:: Passage
Municipal Water Leader: What are some of the main projects that are part of the strategy today?
Andrea Doyle: The strategy includes a range of projects of different sizes and types. Collectively, since 2012, we’ve invested over $100 million in more than 100 completed or ongoing local projects to reduce flood effects and to help salmon and other at-risk aquatic species.
We have large-scale projects on both the habitat side and the flood-damage-reduction side of the strategy. On the flood side, for example, cities around Grays Harbor are teaming up to design and permit the major improvement of a levee to protect the cities along the north shore of the harbor. That large-scale project is designed to protect over 2,000 properties and over 360 businesses from floods. The largest-scale proposal that is currently being discussed is for a potential emergency flood-protection facility that would retain up to 65,000 acre-feet of floodwater near the headwaters of the Chehalis River during a major or catastrophic flood event. That project is still undergoing environmental review, and no decision has been made yet about whether it will be implemented as part of the strategy.
On a smaller scale, we have worked in partnership with our local flood authority, which is made up of local governments. They have identified projects to protect local government infrastructure, and we fund the study, the project design, and the implementation of the highest-priority projects. Those are things like drinking water protection; public road protection; detour routes; and flood warning systems, which local governments are continuing to improve to help notify their residents in the event of future floods. We’re also providing technical assistance and some financial assistance to individual residents, business owners, and local and tribal governments to fund flood-proofing and flood-protection projects on a parcel-by-parcel basis.
On the habitat side, we have an ambitious 30‑year aquatic species restoration plan that involves investments in the protection and restoration of more than 550 miles of prioritized river habitat. Those projects are being implemented in several ways, but the largest ones are on 1- to 3‑mile reaches of riparian and adjacent lands whose landowners are willing to allow conservation and restoration measures. We have also ramped up our investments in different types of smaller-scale habitat restoration activities, such as fish passage barrier corrections or removals, that can be deployed throughout the basin.
Municipal Water Leader: Are there any existing flood-control reservoirs on the river now?
Andrea Doyle: There are none on the mainstem of the Chehalis River itself. There are two reservoirs associated with dams in its tributaries, although neither is designed and operated for flood protection. There is a lot of interest right now in looking at one of those facilities, the Skookumchuck Dam, which provides incidental flood-protection benefits. The Chehalis Basin Board is currently looking at ways in which the operation of that dam could be modified to improve its flood-protection capabilities. They are also looking at ways in which potential modifications to the dam could benefit fish or upstream habitat through better fish passage facilities, what dam removal might mean for the fisheries in that tributary, and the implications of dam removal for downstream flooding.
Municipal Water Leader: How is the strategy being carried out in a way that respects tribes’ rights and perspectives?
::::
:: Data for this task
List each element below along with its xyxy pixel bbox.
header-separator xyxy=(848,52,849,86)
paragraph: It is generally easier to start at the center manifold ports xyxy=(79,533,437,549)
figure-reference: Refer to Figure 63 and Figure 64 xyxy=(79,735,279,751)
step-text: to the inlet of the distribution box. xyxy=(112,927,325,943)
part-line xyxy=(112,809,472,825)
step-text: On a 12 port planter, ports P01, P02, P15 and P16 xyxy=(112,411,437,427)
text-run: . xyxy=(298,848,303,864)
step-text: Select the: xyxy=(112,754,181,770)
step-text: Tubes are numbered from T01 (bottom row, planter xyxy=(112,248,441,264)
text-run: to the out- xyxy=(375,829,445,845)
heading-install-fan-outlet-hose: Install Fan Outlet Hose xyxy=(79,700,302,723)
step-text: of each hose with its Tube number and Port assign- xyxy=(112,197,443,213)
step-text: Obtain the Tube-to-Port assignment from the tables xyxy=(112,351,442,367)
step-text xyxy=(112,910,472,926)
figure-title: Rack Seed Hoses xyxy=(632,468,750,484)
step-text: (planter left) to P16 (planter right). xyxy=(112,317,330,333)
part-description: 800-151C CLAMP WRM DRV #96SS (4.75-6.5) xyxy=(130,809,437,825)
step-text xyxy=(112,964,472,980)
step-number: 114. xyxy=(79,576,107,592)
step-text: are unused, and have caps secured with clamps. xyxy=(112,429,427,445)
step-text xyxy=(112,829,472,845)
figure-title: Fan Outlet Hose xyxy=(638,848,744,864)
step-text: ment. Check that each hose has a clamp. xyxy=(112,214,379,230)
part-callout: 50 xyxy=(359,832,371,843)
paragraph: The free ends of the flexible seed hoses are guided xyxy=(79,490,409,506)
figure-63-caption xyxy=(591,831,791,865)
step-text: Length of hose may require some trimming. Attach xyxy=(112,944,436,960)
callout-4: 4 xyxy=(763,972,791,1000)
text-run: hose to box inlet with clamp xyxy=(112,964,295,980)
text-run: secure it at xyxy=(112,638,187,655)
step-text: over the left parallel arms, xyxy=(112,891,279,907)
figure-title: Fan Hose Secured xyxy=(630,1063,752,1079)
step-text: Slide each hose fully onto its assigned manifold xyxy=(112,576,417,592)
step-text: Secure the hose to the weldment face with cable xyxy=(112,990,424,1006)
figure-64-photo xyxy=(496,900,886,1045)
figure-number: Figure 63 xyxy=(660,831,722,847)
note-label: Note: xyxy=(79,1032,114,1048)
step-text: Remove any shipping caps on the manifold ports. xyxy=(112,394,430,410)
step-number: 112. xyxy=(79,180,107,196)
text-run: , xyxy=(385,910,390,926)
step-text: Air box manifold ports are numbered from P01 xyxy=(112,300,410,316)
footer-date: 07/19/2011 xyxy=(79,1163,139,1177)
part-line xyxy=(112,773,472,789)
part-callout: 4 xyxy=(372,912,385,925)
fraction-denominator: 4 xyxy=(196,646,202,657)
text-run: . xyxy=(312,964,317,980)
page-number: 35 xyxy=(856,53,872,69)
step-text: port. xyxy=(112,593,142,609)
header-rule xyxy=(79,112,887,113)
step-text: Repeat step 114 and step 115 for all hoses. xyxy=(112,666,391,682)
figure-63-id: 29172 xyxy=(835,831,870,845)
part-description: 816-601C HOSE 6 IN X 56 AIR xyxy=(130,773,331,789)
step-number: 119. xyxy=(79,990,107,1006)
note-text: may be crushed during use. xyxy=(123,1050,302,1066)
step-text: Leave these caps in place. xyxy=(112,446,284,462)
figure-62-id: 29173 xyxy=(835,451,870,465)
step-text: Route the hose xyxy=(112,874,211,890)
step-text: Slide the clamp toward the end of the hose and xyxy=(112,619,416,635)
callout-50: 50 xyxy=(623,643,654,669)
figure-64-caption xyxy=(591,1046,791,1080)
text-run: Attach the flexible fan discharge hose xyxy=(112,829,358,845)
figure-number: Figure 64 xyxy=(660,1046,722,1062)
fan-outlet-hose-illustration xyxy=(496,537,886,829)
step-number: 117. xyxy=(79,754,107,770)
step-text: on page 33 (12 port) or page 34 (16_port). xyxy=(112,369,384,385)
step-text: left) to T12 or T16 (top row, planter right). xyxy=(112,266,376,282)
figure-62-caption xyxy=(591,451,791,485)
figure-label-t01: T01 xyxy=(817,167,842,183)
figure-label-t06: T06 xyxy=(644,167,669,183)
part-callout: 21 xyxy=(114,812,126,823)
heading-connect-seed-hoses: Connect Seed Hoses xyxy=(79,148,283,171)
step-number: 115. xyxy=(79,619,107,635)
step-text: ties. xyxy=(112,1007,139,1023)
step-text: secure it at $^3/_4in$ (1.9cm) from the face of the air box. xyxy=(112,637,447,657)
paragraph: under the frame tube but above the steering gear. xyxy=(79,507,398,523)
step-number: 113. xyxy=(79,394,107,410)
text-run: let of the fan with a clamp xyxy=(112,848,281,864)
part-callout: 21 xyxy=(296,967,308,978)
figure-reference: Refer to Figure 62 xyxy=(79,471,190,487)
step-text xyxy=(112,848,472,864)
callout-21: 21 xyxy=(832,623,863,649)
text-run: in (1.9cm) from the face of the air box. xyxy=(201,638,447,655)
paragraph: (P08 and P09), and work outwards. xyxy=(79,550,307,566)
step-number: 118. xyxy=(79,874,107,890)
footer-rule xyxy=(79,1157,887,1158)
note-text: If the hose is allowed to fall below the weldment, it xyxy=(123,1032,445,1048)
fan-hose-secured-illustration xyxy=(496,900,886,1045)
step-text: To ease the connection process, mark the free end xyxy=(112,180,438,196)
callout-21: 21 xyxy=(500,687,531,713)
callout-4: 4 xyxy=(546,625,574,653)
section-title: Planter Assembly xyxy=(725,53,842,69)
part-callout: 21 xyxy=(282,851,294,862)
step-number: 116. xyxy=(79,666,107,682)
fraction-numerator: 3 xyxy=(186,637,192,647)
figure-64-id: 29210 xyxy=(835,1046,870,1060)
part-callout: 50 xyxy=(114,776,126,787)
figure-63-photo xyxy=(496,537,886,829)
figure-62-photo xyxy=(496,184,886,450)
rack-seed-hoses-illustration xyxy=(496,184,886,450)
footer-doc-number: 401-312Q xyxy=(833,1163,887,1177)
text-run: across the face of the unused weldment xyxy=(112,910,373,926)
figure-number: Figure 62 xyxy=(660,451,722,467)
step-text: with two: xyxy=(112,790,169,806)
::::
:: Data for this task
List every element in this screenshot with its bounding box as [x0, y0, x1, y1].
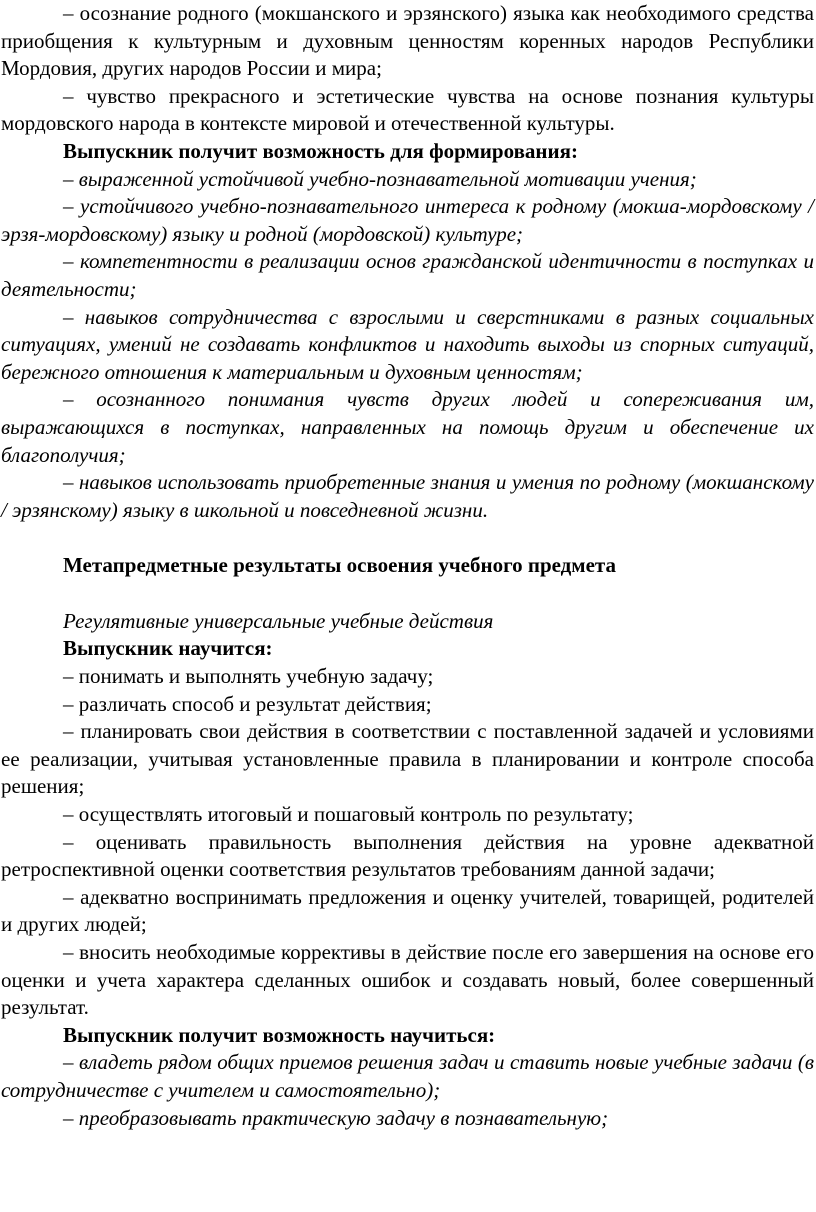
::::
Set problem 1: Retype the stretch of the interview from "On the habitat" through "throughout the basin." without altering a single word.
Set problem 2: In the rows, rewrite the stretch from the line containing "List each element" through the line containing "figure-title: Fan Outlet", changing every "step-text" to "instruction-text" and leaving everything else as it is.

Expected output 1:
On the habitat side, we have an ambitious 30‑year aquatic species restoration plan that involves investments in the protection and restoration of more than 550 miles of prioritized river habitat. Those projects are being implemented in several ways, but the largest ones are on 1- to 3‑mile reaches of riparian and adjacent lands whose landowners are willing to allow conservation and restoration measures. We have also ramped up our investments in different types of smaller-scale habitat restoration activities, such as fish passage barrier corrections or removals, that can be deployed throughout the basin.

Expected output 2:
List each element below along with its xyxy pixel bbox.
header-separator xyxy=(848,52,849,86)
paragraph: It is generally easier to start at the center manifold ports xyxy=(79,533,437,549)
figure-reference: Refer to Figure 63 and Figure 64 xyxy=(79,735,279,751)
instruction-text: to the inlet of the distribution box. xyxy=(112,927,325,943)
part-line xyxy=(112,809,472,825)
instruction-text: On a 12 port planter, ports P01, P02, P15 and P16 xyxy=(112,411,437,427)
text-run: . xyxy=(298,848,303,864)
instruction-text: Select the: xyxy=(112,754,181,770)
instruction-text: Tubes are numbered from T01 (bottom row, planter xyxy=(112,248,441,264)
text-run: to the out- xyxy=(375,829,445,845)
heading-install-fan-outlet-hose: Install Fan Outlet Hose xyxy=(79,700,302,723)
instruction-text: of each hose with its Tube number and Port assign- xyxy=(112,197,443,213)
instruction-text: Obtain the Tube-to-Port assignment from the tables xyxy=(112,351,442,367)
instruction-text xyxy=(112,910,472,926)
figure-title: Rack Seed Hoses xyxy=(632,468,750,484)
instruction-text: (planter left) to P16 (planter right). xyxy=(112,317,330,333)
part-description: 800-151C CLAMP WRM DRV #96SS (4.75-6.5) xyxy=(130,809,437,825)
instruction-text xyxy=(112,964,472,980)
step-number: 114. xyxy=(79,576,107,592)
instruction-text: are unused, and have caps secured with clamps. xyxy=(112,429,427,445)
instruction-text xyxy=(112,829,472,845)
figure-title: Fan Outlet Hose xyxy=(638,848,744,864)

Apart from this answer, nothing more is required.